▶ Aufgabenstellung:
[1] Gib aus dem Forenbeitrag zum Monitorvergleich den Abschnitt wörtlich wieder, der bei den Worten „# LG 2453sq“ einsetzt und nach „es somit nicht.“ endet.
[2] Beantworte anhand des Forenbeitrags zum Monitorvergleich folgende Fragen:
(a) An welchem Datum wurde der Beitrag von No_47 veröffentlicht?
(b) Welches der beiden Modelle zeigte laut Beitrag das bessere und schärfere Bild?
(c) Welche Grafikkarte soll über den VGA-Anschluss angeschlossen werden?

▶ Vorliegender Text:
# LG 2453sq besser als Samsung 2450h ?



## No_47 (19. Oktober 2009)

Hi,
war heute beim Media Markt und konnte mir beide Modelle mal live anschauen. Das Bild des LG 2453sq war besser und schärfer, der Samsung 2450h war auch dunkler. Kann jemand was dazu sagen ? Habe beide auch verstellt, also an der Einstellung lag es somit nicht. 
Wer hat einen LG 2453sq und hat erfahrungswerte ? was ist der Unterschied vom 2453sq zum 2453tq (war ja immerhin 2ter beim test)? dass der sq nur einen vga anschluss hat ? und bekomme ich die gleiche qualität wenn ich meine 4870  1gb über den vga anschluss anschliesse, wie bei dvi oder hdmi ?
Fragen über Fragen 


Gruss


----------



## drachenorden (19. Oktober 2009)

▶ Bereitgestelltes Material:
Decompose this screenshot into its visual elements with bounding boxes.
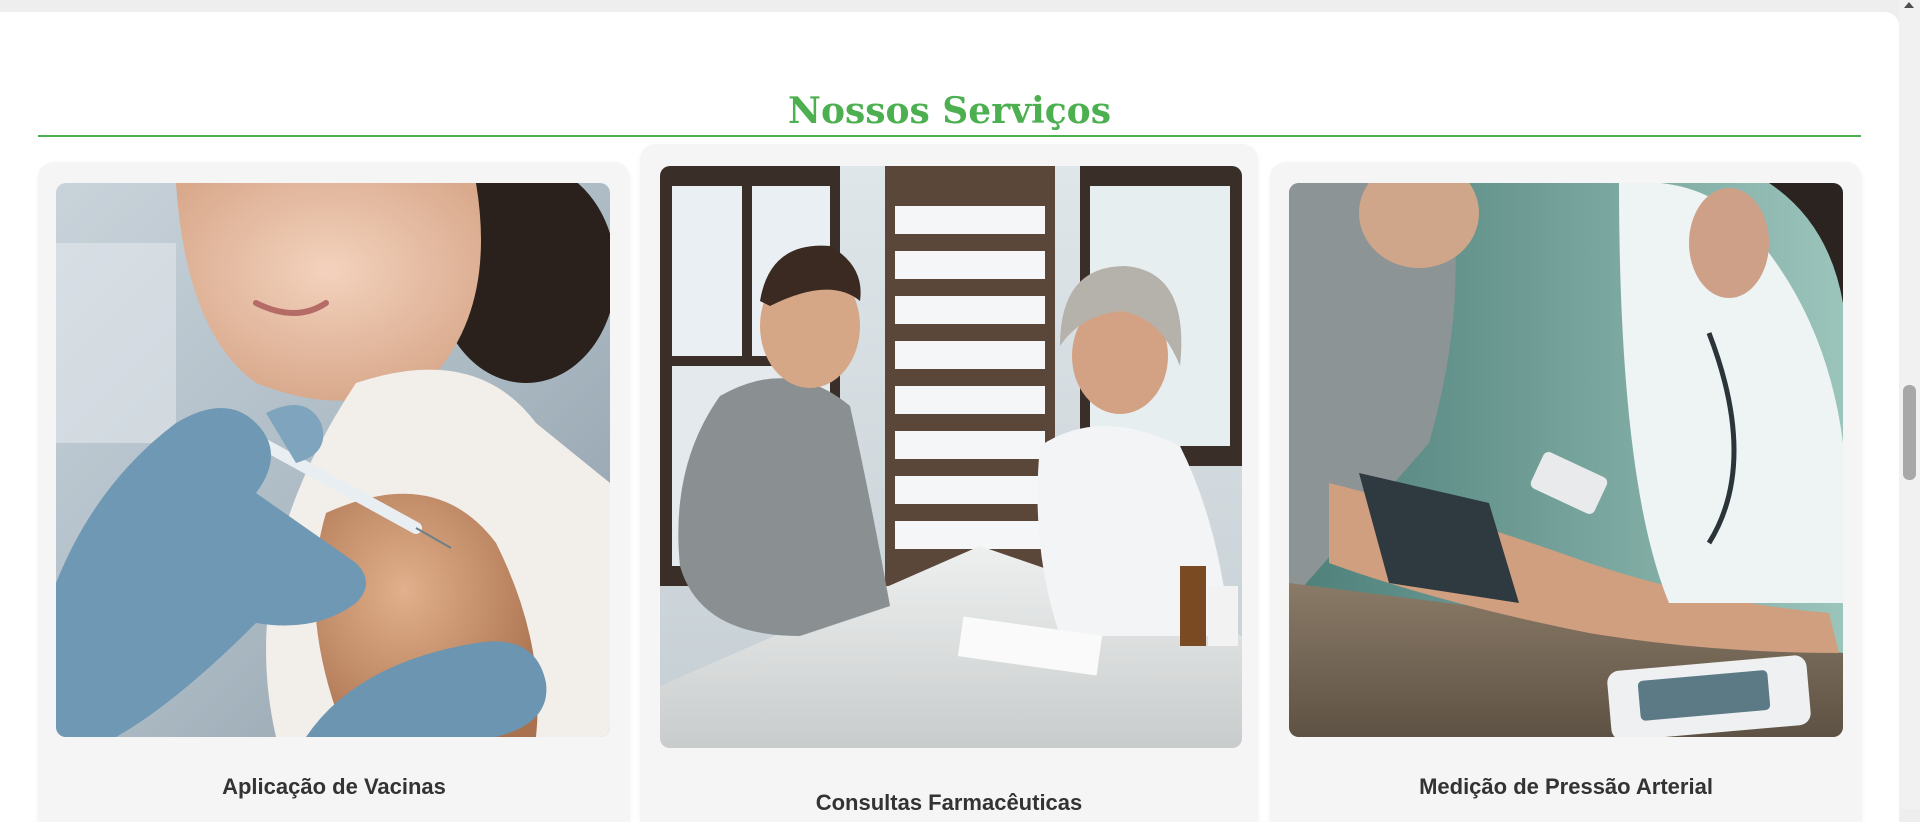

▶ Ergebnisse je Aufgabe:
[1]
# LG 2453sq besser als Samsung 2450h ?



## No_47 (19. Oktober 2009)

Hi,
war heute beim Media Markt und konnte mir beide Modelle mal live anschauen. Das Bild des LG 2453sq war besser und schärfer, der Samsung 2450h war auch dunkler. Kann jemand was dazu sagen ? Habe beide auch verstellt, also an der Einstellung lag es somit nicht.

[2]
(a) Am 19. Oktober 2009.
(b) Der LG 2453sq.
(c) Eine 4870 mit 1 GB.